Figure record listings:
——
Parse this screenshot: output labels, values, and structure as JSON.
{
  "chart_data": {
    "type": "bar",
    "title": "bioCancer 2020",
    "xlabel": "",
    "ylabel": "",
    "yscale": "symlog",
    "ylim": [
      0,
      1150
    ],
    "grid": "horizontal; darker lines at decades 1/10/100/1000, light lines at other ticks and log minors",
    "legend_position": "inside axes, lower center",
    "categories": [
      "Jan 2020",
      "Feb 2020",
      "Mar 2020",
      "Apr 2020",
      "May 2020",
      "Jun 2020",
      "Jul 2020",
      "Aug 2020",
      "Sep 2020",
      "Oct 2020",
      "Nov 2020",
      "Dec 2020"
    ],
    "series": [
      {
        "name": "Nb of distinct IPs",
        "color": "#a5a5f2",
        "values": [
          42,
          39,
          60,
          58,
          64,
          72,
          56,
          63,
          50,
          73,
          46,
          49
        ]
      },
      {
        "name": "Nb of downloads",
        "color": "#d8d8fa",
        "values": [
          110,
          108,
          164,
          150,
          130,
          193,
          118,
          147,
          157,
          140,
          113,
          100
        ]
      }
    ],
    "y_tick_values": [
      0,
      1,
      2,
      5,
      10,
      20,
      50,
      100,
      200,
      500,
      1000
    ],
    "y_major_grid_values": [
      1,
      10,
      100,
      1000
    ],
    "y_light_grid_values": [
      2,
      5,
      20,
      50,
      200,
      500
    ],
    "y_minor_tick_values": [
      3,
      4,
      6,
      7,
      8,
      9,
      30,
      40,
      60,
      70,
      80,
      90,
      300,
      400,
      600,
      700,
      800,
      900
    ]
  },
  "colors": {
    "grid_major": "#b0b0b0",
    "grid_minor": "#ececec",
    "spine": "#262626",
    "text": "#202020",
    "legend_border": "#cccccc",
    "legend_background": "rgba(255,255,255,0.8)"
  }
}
——
Each entry above is to be set down again in exactly the same words.

** Output for this exercise **
Parse this screenshot: output labels, values, and structure as JSON.
{
  "chart_data": {
    "type": "bar",
    "title": "bioCancer 2020",
    "xlabel": "",
    "ylabel": "",
    "yscale": "symlog",
    "ylim": [
      0,
      1150
    ],
    "grid": "horizontal; darker lines at decades 1/10/100/1000, light lines at other ticks and log minors",
    "legend_position": "inside axes, lower center",
    "categories": [
      "Jan 2020",
      "Feb 2020",
      "Mar 2020",
      "Apr 2020",
      "May 2020",
      "Jun 2020",
      "Jul 2020",
      "Aug 2020",
      "Sep 2020",
      "Oct 2020",
      "Nov 2020",
      "Dec 2020"
    ],
    "series": [
      {
        "name": "Nb of distinct IPs",
        "color": "#a5a5f2",
        "values": [
          42,
          39,
          60,
          58,
          64,
          72,
          56,
          63,
          50,
          73,
          46,
          49
        ]
      },
      {
        "name": "Nb of downloads",
        "color": "#d8d8fa",
        "values": [
          110,
          108,
          164,
          150,
          130,
          193,
          118,
          147,
          157,
          140,
          113,
          100
        ]
      }
    ],
    "y_tick_values": [
      0,
      1,
      2,
      5,
      10,
      20,
      50,
      100,
      200,
      500,
      1000
    ],
    "y_major_grid_values": [
      1,
      10,
      100,
      1000
    ],
    "y_light_grid_values": [
      2,
      5,
      20,
      50,
      200,
      500
    ],
    "y_minor_tick_values": [
      3,
      4,
      6,
      7,
      8,
      9,
      30,
      40,
      60,
      70,
      80,
      90,
      300,
      400,
      600,
      700,
      800,
      900
    ]
  },
  "colors": {
    "grid_major": "#b0b0b0",
    "grid_minor": "#ececec",
    "spine": "#262626",
    "text": "#202020",
    "legend_border": "#cccccc",
    "legend_background": "rgba(255,255,255,0.8)"
  }
}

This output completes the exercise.